> **WORK TO DO**
Copy out each line that mentions the word "values".
── EXTRACTED MATERIAL
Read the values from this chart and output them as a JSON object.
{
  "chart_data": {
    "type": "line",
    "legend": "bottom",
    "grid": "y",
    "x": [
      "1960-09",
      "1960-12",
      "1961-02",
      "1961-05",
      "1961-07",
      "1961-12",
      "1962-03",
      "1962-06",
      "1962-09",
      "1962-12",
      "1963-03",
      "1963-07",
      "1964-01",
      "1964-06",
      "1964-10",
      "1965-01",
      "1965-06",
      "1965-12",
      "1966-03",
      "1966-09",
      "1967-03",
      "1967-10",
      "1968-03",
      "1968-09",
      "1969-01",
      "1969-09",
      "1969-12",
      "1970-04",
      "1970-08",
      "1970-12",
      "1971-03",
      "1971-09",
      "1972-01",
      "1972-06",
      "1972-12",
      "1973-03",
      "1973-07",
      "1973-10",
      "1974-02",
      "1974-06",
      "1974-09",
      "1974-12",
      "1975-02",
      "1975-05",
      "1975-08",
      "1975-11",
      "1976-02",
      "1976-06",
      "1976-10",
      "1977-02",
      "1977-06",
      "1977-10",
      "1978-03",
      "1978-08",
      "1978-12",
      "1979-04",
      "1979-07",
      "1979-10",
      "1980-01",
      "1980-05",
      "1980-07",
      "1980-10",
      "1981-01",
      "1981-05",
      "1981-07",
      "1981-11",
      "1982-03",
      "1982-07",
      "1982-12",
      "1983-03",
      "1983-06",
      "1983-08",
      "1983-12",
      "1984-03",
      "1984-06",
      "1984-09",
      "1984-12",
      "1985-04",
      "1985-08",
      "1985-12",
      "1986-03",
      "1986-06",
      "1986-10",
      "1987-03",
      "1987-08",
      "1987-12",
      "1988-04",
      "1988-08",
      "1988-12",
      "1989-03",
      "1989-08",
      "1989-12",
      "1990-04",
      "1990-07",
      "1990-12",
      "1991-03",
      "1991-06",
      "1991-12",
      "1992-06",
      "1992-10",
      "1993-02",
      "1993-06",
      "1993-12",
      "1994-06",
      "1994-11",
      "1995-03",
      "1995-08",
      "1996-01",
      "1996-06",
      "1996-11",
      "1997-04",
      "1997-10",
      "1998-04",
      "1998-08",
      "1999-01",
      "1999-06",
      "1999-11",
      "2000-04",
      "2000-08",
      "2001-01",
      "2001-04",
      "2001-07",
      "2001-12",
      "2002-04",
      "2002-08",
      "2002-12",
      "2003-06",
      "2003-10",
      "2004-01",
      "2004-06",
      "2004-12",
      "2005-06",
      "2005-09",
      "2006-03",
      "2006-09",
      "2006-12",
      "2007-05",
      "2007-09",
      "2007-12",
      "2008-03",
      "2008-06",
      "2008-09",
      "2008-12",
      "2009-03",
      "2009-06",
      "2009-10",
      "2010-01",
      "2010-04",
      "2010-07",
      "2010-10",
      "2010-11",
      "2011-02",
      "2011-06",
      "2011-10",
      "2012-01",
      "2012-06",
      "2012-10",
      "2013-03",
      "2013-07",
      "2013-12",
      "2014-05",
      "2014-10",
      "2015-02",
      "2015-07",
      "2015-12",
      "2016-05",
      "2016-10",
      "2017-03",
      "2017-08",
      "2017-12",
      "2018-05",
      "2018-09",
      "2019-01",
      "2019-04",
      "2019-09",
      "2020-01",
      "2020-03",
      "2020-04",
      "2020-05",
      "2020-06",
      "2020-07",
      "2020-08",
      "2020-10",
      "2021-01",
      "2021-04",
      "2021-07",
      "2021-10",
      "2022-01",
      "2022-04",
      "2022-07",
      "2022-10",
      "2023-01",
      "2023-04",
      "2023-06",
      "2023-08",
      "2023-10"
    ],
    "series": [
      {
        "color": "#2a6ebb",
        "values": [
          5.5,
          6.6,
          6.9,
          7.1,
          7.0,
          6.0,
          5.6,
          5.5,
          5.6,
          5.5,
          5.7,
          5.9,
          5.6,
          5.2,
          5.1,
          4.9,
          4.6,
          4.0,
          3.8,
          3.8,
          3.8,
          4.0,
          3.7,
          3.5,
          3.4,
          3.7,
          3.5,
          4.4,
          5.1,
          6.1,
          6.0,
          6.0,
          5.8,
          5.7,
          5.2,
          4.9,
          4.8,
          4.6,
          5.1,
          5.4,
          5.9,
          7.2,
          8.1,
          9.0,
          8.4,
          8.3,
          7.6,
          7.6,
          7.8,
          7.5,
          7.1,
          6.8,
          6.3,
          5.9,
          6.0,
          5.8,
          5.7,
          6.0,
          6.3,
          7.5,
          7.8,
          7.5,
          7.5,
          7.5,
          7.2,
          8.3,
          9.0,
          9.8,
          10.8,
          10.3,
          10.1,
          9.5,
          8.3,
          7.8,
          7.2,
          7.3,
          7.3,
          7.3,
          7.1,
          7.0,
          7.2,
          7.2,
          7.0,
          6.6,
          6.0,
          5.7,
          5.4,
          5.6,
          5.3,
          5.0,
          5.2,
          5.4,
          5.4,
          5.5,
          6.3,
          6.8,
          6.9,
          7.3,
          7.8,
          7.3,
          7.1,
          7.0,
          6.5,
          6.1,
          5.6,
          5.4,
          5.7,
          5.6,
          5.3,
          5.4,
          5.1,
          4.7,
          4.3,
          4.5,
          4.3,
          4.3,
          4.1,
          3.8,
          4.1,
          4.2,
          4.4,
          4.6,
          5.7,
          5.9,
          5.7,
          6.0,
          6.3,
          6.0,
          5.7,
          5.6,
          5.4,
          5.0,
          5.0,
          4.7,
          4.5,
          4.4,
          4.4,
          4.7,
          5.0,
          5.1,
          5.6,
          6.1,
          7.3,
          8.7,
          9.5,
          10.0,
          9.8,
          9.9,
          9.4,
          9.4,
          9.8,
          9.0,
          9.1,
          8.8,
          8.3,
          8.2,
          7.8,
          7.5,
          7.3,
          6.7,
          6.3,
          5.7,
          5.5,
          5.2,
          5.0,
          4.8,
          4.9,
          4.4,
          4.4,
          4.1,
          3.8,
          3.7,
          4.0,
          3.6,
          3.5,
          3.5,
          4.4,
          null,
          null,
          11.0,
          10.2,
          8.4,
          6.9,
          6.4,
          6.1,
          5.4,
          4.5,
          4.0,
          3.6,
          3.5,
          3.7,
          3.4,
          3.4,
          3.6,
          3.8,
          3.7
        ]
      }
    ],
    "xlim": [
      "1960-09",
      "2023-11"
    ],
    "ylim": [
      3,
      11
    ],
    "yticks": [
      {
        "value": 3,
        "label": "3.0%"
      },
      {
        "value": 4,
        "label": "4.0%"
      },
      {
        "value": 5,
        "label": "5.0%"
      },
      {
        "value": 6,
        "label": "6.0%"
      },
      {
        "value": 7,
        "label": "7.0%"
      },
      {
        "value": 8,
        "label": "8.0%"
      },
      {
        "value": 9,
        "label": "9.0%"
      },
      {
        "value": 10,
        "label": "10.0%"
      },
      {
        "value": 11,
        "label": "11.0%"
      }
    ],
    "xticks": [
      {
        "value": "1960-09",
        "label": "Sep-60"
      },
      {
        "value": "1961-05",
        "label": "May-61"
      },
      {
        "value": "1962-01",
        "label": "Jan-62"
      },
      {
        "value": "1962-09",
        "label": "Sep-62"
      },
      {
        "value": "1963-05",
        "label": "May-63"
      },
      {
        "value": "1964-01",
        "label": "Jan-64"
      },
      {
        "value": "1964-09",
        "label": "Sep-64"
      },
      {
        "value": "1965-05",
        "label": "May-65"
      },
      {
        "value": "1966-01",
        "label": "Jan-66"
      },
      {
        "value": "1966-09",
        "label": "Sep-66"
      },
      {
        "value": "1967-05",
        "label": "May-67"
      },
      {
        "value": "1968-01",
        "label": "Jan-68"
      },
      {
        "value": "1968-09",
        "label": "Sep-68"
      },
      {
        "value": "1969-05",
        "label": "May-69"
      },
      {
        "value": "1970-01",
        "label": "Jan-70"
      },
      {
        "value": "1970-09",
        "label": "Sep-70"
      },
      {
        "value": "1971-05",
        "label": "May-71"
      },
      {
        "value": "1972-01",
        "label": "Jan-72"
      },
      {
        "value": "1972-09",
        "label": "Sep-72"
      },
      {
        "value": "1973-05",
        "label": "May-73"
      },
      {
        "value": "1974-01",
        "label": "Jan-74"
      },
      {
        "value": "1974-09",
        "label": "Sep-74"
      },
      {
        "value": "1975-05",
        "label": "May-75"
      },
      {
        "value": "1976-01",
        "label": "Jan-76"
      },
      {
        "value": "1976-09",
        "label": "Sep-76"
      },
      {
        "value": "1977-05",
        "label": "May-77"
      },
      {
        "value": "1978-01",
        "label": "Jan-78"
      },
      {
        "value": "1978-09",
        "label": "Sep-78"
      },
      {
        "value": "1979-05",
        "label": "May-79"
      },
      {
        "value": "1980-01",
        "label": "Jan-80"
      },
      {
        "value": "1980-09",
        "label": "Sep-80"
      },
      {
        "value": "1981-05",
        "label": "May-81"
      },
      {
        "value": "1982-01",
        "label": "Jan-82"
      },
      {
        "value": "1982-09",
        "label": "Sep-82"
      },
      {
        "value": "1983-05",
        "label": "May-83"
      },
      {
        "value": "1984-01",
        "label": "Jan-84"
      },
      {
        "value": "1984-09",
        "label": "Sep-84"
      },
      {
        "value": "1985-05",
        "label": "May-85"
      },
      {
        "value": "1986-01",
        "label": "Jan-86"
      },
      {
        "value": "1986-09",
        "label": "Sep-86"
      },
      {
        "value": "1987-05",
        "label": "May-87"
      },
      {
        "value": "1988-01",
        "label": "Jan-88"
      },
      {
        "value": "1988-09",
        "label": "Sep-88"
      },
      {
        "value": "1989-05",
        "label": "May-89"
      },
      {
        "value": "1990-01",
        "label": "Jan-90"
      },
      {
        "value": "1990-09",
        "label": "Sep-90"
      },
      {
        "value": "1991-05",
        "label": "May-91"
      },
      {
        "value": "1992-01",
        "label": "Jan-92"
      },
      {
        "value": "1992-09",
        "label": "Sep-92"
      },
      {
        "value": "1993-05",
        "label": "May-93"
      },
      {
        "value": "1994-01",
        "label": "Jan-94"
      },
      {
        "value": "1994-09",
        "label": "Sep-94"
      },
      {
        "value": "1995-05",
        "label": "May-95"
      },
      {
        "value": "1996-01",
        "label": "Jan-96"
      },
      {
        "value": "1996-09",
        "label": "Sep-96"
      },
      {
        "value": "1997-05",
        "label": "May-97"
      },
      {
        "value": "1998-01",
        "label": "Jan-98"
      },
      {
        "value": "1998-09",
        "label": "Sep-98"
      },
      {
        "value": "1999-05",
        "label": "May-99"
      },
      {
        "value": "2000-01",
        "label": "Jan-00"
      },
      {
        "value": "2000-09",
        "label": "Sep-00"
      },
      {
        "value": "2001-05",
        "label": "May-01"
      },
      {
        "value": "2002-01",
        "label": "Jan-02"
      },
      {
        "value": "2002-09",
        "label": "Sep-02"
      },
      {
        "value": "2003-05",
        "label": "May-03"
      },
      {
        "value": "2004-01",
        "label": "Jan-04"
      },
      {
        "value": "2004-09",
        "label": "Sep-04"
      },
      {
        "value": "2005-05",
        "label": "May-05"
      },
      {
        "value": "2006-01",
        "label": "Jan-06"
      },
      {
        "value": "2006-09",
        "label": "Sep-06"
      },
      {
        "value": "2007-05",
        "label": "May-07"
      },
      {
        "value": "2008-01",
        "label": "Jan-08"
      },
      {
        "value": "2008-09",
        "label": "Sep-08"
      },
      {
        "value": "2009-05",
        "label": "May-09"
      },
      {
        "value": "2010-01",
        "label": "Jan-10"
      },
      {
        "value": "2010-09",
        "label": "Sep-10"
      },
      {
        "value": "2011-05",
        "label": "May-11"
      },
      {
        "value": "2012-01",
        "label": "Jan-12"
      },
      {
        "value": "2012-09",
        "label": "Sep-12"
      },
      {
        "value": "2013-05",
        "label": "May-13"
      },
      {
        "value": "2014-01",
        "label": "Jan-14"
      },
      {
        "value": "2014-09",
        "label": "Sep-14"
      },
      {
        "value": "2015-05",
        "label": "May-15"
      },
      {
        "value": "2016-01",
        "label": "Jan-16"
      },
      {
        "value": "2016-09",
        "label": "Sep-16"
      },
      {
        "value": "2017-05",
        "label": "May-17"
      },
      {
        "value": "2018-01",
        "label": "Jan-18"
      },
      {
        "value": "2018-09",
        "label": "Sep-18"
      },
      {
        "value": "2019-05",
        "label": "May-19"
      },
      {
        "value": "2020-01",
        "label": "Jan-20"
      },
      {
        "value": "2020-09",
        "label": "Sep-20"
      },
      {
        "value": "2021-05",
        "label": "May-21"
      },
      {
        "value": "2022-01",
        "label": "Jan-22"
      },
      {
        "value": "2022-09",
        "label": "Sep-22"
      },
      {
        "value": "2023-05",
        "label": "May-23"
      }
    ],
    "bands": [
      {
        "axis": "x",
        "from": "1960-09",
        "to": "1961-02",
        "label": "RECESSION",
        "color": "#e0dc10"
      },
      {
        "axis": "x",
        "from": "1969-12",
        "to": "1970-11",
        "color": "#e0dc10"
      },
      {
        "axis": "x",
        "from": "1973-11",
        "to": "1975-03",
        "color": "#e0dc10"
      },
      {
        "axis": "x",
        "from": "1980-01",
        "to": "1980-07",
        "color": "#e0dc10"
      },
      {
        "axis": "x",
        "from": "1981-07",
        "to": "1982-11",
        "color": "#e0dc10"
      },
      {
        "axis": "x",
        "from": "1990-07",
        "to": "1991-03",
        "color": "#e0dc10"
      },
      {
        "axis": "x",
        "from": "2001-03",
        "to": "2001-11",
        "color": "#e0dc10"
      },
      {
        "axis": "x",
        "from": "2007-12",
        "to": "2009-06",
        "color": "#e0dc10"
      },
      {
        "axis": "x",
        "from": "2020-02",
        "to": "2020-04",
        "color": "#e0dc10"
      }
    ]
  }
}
────
> **SOLUTION FOR THIS TASK**
Read the values from this chart and output them as a JSON object.
        "values": [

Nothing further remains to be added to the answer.